- [Dataset]

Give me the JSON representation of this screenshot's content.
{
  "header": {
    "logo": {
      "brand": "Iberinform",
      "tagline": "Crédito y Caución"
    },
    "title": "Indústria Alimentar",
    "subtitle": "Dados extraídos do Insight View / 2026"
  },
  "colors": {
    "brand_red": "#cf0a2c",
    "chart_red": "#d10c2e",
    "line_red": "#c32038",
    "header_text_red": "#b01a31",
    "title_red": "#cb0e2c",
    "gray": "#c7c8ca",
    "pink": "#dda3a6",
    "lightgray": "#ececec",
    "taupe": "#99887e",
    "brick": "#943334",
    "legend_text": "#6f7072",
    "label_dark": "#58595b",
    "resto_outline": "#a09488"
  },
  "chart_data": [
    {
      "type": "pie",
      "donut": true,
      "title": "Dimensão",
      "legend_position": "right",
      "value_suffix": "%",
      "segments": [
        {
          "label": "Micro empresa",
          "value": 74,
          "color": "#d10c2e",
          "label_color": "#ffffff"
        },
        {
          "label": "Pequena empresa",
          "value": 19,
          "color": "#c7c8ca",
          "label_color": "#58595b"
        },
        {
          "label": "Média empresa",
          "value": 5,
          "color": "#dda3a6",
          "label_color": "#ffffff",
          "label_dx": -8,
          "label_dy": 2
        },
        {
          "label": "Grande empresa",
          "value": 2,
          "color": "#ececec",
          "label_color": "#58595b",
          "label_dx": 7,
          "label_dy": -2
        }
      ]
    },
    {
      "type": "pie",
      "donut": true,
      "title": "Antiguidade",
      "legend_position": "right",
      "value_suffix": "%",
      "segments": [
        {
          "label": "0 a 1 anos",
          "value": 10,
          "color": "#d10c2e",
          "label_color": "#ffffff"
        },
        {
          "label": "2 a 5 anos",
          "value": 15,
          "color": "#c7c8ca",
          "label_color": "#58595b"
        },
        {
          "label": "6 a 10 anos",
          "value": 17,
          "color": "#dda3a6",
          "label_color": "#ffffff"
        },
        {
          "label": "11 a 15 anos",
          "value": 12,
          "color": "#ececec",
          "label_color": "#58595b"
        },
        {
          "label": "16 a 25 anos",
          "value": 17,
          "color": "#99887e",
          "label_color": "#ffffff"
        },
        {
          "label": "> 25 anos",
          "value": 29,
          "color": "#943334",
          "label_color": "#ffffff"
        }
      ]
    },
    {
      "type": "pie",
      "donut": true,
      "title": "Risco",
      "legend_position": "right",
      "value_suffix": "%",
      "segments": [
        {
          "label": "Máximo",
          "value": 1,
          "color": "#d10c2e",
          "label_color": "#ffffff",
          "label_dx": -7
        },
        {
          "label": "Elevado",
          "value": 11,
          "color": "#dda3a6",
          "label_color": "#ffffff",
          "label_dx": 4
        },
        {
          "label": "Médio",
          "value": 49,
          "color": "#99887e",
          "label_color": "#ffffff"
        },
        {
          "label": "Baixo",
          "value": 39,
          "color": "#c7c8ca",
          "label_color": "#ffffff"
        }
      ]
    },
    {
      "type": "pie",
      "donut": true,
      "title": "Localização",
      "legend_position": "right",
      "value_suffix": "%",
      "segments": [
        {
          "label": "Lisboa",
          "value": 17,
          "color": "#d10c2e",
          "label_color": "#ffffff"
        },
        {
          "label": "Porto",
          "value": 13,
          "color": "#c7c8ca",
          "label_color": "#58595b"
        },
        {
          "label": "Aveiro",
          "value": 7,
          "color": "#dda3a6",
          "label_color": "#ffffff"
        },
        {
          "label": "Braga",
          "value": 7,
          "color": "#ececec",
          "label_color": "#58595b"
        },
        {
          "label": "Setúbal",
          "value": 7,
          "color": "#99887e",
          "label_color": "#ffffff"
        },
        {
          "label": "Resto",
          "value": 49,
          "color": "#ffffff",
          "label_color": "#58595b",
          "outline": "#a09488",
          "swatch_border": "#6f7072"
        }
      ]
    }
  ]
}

- [Problem statement] Show every line of the listing in which the string "empresa" can be found.

- [Result for this exercise]
          "label": "Micro empresa",
          "label": "Pequena empresa",
          "label": "Média empresa",
          "label": "Grande empresa",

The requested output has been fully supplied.